** start RAW RECORDS **
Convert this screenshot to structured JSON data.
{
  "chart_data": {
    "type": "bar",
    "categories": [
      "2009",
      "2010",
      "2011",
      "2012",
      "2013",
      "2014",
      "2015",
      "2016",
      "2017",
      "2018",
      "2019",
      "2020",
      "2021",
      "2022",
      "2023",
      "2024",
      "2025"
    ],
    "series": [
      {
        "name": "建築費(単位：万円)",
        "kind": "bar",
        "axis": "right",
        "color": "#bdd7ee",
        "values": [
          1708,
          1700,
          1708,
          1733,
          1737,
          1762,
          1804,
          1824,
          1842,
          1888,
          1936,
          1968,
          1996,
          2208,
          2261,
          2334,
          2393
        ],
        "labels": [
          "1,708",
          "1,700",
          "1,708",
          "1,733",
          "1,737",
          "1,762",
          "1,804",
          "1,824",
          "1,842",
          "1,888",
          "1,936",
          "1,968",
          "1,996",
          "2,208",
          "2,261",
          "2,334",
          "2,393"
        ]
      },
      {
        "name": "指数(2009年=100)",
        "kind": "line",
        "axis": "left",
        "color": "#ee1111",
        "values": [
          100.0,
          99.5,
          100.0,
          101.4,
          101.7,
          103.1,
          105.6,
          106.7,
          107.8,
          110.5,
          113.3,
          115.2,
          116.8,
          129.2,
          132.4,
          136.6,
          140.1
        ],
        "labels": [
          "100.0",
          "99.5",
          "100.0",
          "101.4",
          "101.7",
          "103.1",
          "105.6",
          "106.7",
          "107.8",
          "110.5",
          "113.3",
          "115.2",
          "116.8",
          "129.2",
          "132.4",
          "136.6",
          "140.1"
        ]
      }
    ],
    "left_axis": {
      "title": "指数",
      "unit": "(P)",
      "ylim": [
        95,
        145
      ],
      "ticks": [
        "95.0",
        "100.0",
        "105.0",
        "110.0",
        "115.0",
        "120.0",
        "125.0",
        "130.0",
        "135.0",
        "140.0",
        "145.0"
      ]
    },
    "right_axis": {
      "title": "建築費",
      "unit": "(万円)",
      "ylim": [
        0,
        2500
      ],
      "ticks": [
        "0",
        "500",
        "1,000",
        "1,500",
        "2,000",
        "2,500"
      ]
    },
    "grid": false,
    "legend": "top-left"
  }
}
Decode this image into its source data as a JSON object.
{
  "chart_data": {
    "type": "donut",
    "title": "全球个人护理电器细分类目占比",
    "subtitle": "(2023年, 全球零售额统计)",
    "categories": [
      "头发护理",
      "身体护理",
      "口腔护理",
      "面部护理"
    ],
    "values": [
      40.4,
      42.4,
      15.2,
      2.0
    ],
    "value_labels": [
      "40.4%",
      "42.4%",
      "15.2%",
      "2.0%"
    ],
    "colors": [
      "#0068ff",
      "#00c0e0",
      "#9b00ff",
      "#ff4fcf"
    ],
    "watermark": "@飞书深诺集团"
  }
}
** end RAW RECORDS **
## STATED GOAL:
Make an exact copy of every line from the one with "Decode this image" to the end of the data, with the first and last of those lines included.

## WRITTEN REPLY:
Decode this image into its source data as a JSON object.
{
  "chart_data": {
    "type": "donut",
    "title": "全球个人护理电器细分类目占比",
    "subtitle": "(2023年, 全球零售额统计)",
    "categories": [
      "头发护理",
      "身体护理",
      "口腔护理",
      "面部护理"
    ],
    "values": [
      40.4,
      42.4,
      15.2,
      2.0
    ],
    "value_labels": [
      "40.4%",
      "42.4%",
      "15.2%",
      "2.0%"
    ],
    "colors": [
      "#0068ff",
      "#00c0e0",
      "#9b00ff",
      "#ff4fcf"
    ],
    "watermark": "@飞书深诺集团"
  }
}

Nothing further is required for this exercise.